▸ Stated task: Images excluded, repeat each entry below exactly.

Rows from a dataset:
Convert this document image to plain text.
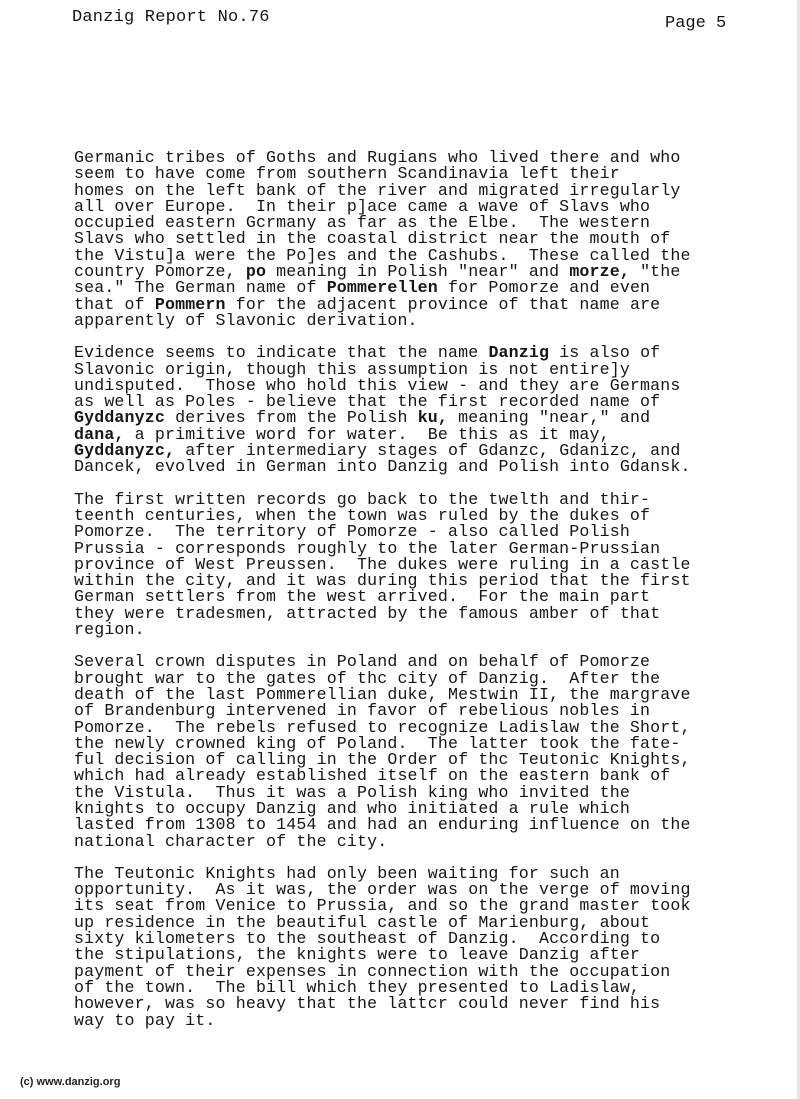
Danzig Report No.76	Page 5

Germanic tribes of Goths and Rugians who lived there and who
seem to have come from southern Scandinavia left their
homes on the left bank of the river and migrated irregularly
all over Europe.  In their p]ace came a wave of Slavs who
occupied eastern Gcrmany as far as the Elbe.  The western
Slavs who settled in the coastal district near the mouth of
the Vistu]a were the Po]es and the Cashubs.  These called the
country Pomorze, po meaning in Polish "near" and morze, "the
sea." The German name of Pommerellen for Pomorze and even
that of Pommern for the adjacent province of that name are
apparently of Slavonic derivation.

Evidence seems to indicate that the name Danzig is also of
Slavonic origin, though this assumption is not entire]y
undisputed.  Those who hold this view - and they are Germans
as well as Poles - believe that the first recorded name of
Gyddanyzc derives from the Polish ku, meaning "near," and
dana, a primitive word for water.  Be this as it may,
Gyddanyzc, after intermediary stages of Gdanzc, Gdanizc, and
Dancek, evolved in German into Danzig and Polish into Gdansk.

The first written records go back to the twelth and thir-
teenth centuries, when the town was ruled by the dukes of
Pomorze.  The territory of Pomorze - also called Polish
Prussia - corresponds roughly to the later German-Prussian
province of West Preussen.  The dukes were ruling in a castle
within the city, and it was during this period that the first
German settlers from the west arrived.  For the main part
they were tradesmen, attracted by the famous amber of that
region.

Several crown disputes in Poland and on behalf of Pomorze
brought war to the gates of thc city of Danzig.  After the
death of the last Pommerellian duke, Mestwin II, the margrave
of Brandenburg intervened in favor of rebelious nobles in
Pomorze.  The rebels refused to recognize Ladislaw the Short,
the newly crowned king of Poland.  The latter took the fate-
ful decision of calling in the Order of thc Teutonic Knights,
which had already established itself on the eastern bank of
the Vistula.  Thus it was a Polish king who invited the
knights to occupy Danzig and who initiated a rule which
lasted from 1308 to 1454 and had an enduring influence on the
national character of the city.

The Teutonic Knights had only been waiting for such an
opportunity.  As it was, the order was on the verge of moving
its seat from Venice to Prussia, and so the grand master took
up residence in the beautiful castle of Marienburg, about
sixty kilometers to the southeast of Danzig.  According to
the stipulations, the knights were to leave Danzig after
payment of their expenses in connection with the occupation
of the town.  The bill which they presented to Ladislaw,
however, was so heavy that the lattcr could never find his
way to pay it.

(c) www.danzig.org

▸ The solution:
Convert this document image to plain text.
Danzig Report No.76	Page 5

Germanic tribes of Goths and Rugians who lived there and who
seem to have come from southern Scandinavia left their
homes on the left bank of the river and migrated irregularly
all over Europe.  In their p]ace came a wave of Slavs who
occupied eastern Gcrmany as far as the Elbe.  The western
Slavs who settled in the coastal district near the mouth of
the Vistu]a were the Po]es and the Cashubs.  These called the
country Pomorze, po meaning in Polish "near" and morze, "the
sea." The German name of Pommerellen for Pomorze and even
that of Pommern for the adjacent province of that name are
apparently of Slavonic derivation.

Evidence seems to indicate that the name Danzig is also of
Slavonic origin, though this assumption is not entire]y
undisputed.  Those who hold this view - and they are Germans
as well as Poles - believe that the first recorded name of
Gyddanyzc derives from the Polish ku, meaning "near," and
dana, a primitive word for water.  Be this as it may,
Gyddanyzc, after intermediary stages of Gdanzc, Gdanizc, and
Dancek, evolved in German into Danzig and Polish into Gdansk.

The first written records go back to the twelth and thir-
teenth centuries, when the town was ruled by the dukes of
Pomorze.  The territory of Pomorze - also called Polish
Prussia - corresponds roughly to the later German-Prussian
province of West Preussen.  The dukes were ruling in a castle
within the city, and it was during this period that the first
German settlers from the west arrived.  For the main part
they were tradesmen, attracted by the famous amber of that
region.

Several crown disputes in Poland and on behalf of Pomorze
brought war to the gates of thc city of Danzig.  After the
death of the last Pommerellian duke, Mestwin II, the margrave
of Brandenburg intervened in favor of rebelious nobles in
Pomorze.  The rebels refused to recognize Ladislaw the Short,
the newly crowned king of Poland.  The latter took the fate-
ful decision of calling in the Order of thc Teutonic Knights,
which had already established itself on the eastern bank of
the Vistula.  Thus it was a Polish king who invited the
knights to occupy Danzig and who initiated a rule which
lasted from 1308 to 1454 and had an enduring influence on the
national character of the city.

The Teutonic Knights had only been waiting for such an
opportunity.  As it was, the order was on the verge of moving
its seat from Venice to Prussia, and so the grand master took
up residence in the beautiful castle of Marienburg, about
sixty kilometers to the southeast of Danzig.  According to
the stipulations, the knights were to leave Danzig after
payment of their expenses in connection with the occupation
of the town.  The bill which they presented to Ladislaw,
however, was so heavy that the lattcr could never find his
way to pay it.

(c) www.danzig.org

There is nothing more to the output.